- **Given records**
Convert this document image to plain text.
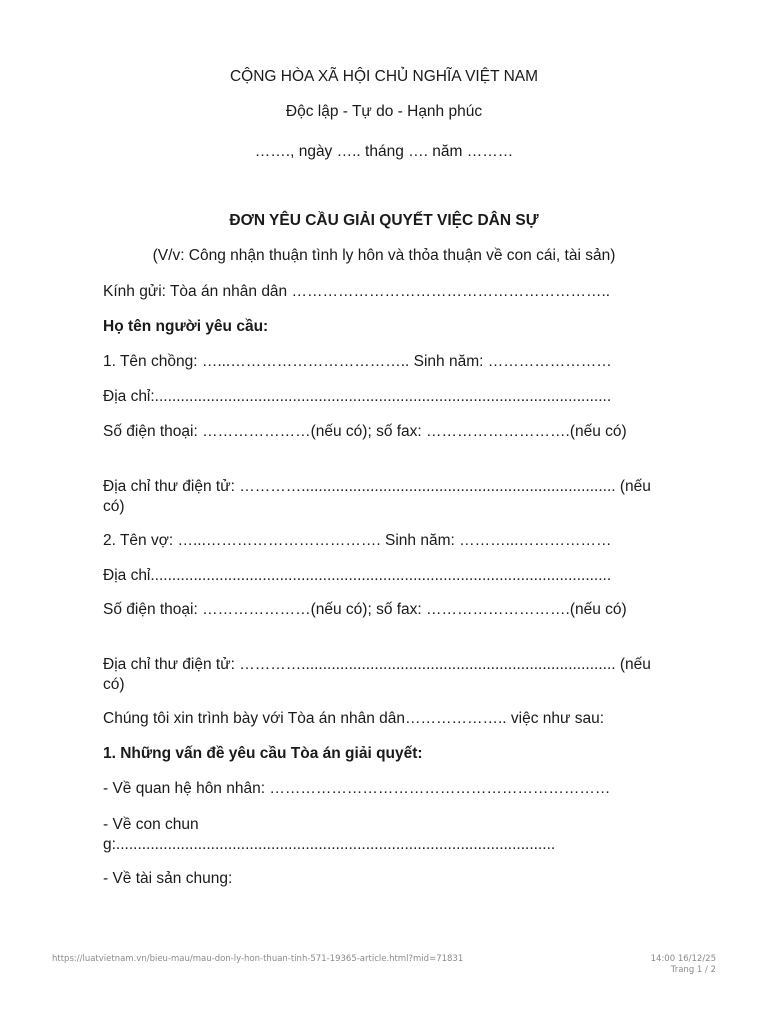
CỘNG HÒA XÃ HỘI CHỦ NGHĨA VIỆT NAM
Độc lập - Tự do - Hạnh phúc
……., ngày ….. tháng …. năm ………
ĐƠN YÊU CẦU GIẢI QUYẾT VIỆC DÂN SỰ
(V/v: Công nhận thuận tình ly hôn và thỏa thuận về con cái, tài sản)
Kính gửi: Tòa án nhân dân ……………………………………………………..
Họ tên người yêu cầu:
1. Tên chồng: …...…………………………….. Sinh năm: ……………………
Địa chỉ:..........................................................................................................
Số điện thoại: …………………(nếu có); số fax: ……………………….(nếu có)
Địa chỉ thư điện tử: …………......................................................................... (nếu có)
2. Tên vợ: …...……………………………. Sinh năm: ………...………………
Địa chỉ...........................................................................................................
Số điện thoại: …………………(nếu có); số fax: ……………………….(nếu có)
Địa chỉ thư điện tử: …………......................................................................... (nếu có)
Chúng tôi xin trình bày với Tòa án nhân dân……………….. việc như sau:
1. Những vấn đề yêu cầu Tòa án giải quyết:
- Về quan hệ hôn nhân: …………………………………………………………
- Về con chung:......................................................................................................
- Về tài sản chung:
https://luatvietnam.vn/bieu-mau/mau-don-ly-hon-thuan-tinh-571-19365-article.html?mid=71831	14:00 16/12/25
Trang 1 / 2
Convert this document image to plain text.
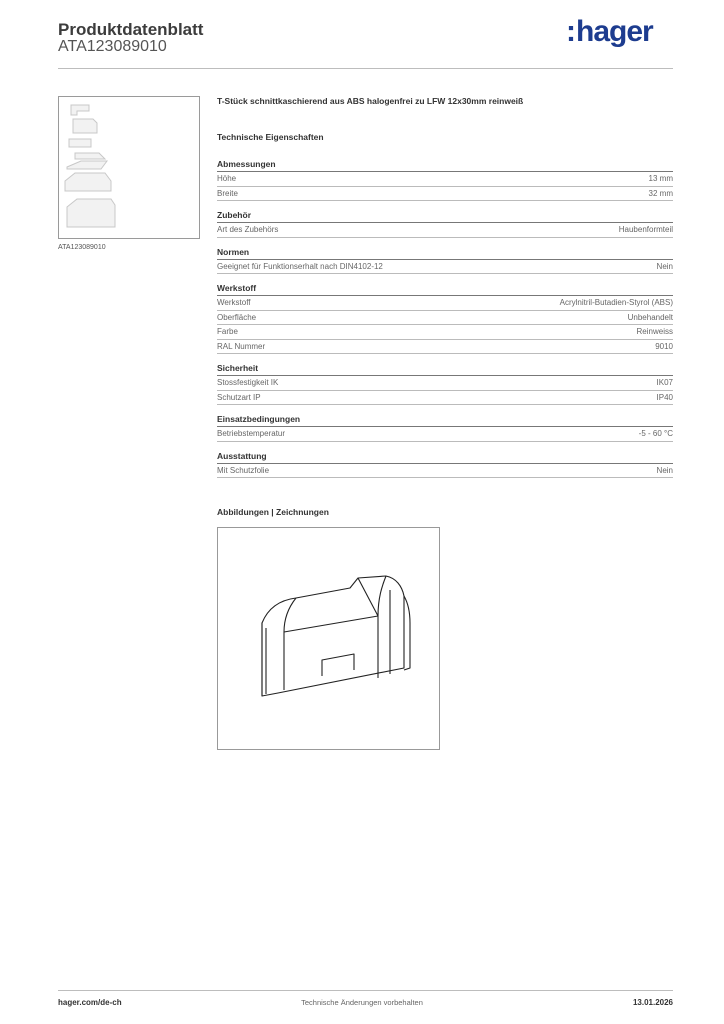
Produktdatenblatt
ATA123089010	:hager
ATA123089010
T-Stück schnittkaschierend aus ABS halogenfrei zu LFW 12x30mm reinweiß
Technische Eigenschaften
Abmessungen
Höhe	13 mm
Breite	32 mm
Zubehör
Art des Zubehörs	Haubenformteil
Normen
Geeignet für Funktionserhalt nach DIN4102-12	Nein
Werkstoff
Werkstoff	Acrylnitril-Butadien-Styrol (ABS)
Oberfläche	Unbehandelt
Farbe	Reinweiss
RAL Nummer	9010
Sicherheit
Stossfestigkeit IK	IK07
Schutzart IP	IP40
Einsatzbedingungen
Betriebstemperatur	-5 - 60 °C
Ausstattung
Mit Schutzfolie	Nein
Abbildungen | Zeichnungen
hager.com/de-ch	Technische Änderungen vorbehalten	13.01.2026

- **What the task asks**
Copy the data exactly. Any picture it contains is to be omitted.

- **The reply**
Convert this document image to plain text.
CỘNG HÒA XÃ HỘI CHỦ NGHĨA VIỆT NAM
Độc lập - Tự do - Hạnh phúc
……., ngày ….. tháng …. năm ………
ĐƠN YÊU CẦU GIẢI QUYẾT VIỆC DÂN SỰ
(V/v: Công nhận thuận tình ly hôn và thỏa thuận về con cái, tài sản)
Kính gửi: Tòa án nhân dân ……………………………………………………..
Họ tên người yêu cầu:
1. Tên chồng: …...…………………………….. Sinh năm: ……………………
Địa chỉ:..........................................................................................................
Số điện thoại: …………………(nếu có); số fax: ……………………….(nếu có)
Địa chỉ thư điện tử: …………......................................................................... (nếu có)
2. Tên vợ: …...……………………………. Sinh năm: ………...………………
Địa chỉ...........................................................................................................
Số điện thoại: …………………(nếu có); số fax: ……………………….(nếu có)
Địa chỉ thư điện tử: …………......................................................................... (nếu có)
Chúng tôi xin trình bày với Tòa án nhân dân……………….. việc như sau:
1. Những vấn đề yêu cầu Tòa án giải quyết:
- Về quan hệ hôn nhân: …………………………………………………………
- Về con chung:......................................................................................................
- Về tài sản chung:
https://luatvietnam.vn/bieu-mau/mau-don-ly-hon-thuan-tinh-571-19365-article.html?mid=71831	14:00 16/12/25
Trang 1 / 2
Convert this document image to plain text.
Produktdatenblatt
ATA123089010	:hager
ATA123089010
T-Stück schnittkaschierend aus ABS halogenfrei zu LFW 12x30mm reinweiß
Technische Eigenschaften
Abmessungen
Höhe	13 mm
Breite	32 mm
Zubehör
Art des Zubehörs	Haubenformteil
Normen
Geeignet für Funktionserhalt nach DIN4102-12	Nein
Werkstoff
Werkstoff	Acrylnitril-Butadien-Styrol (ABS)
Oberfläche	Unbehandelt
Farbe	Reinweiss
RAL Nummer	9010
Sicherheit
Stossfestigkeit IK	IK07
Schutzart IP	IP40
Einsatzbedingungen
Betriebstemperatur	-5 - 60 °C
Ausstattung
Mit Schutzfolie	Nein
Abbildungen | Zeichnungen
hager.com/de-ch	Technische Änderungen vorbehalten	13.01.2026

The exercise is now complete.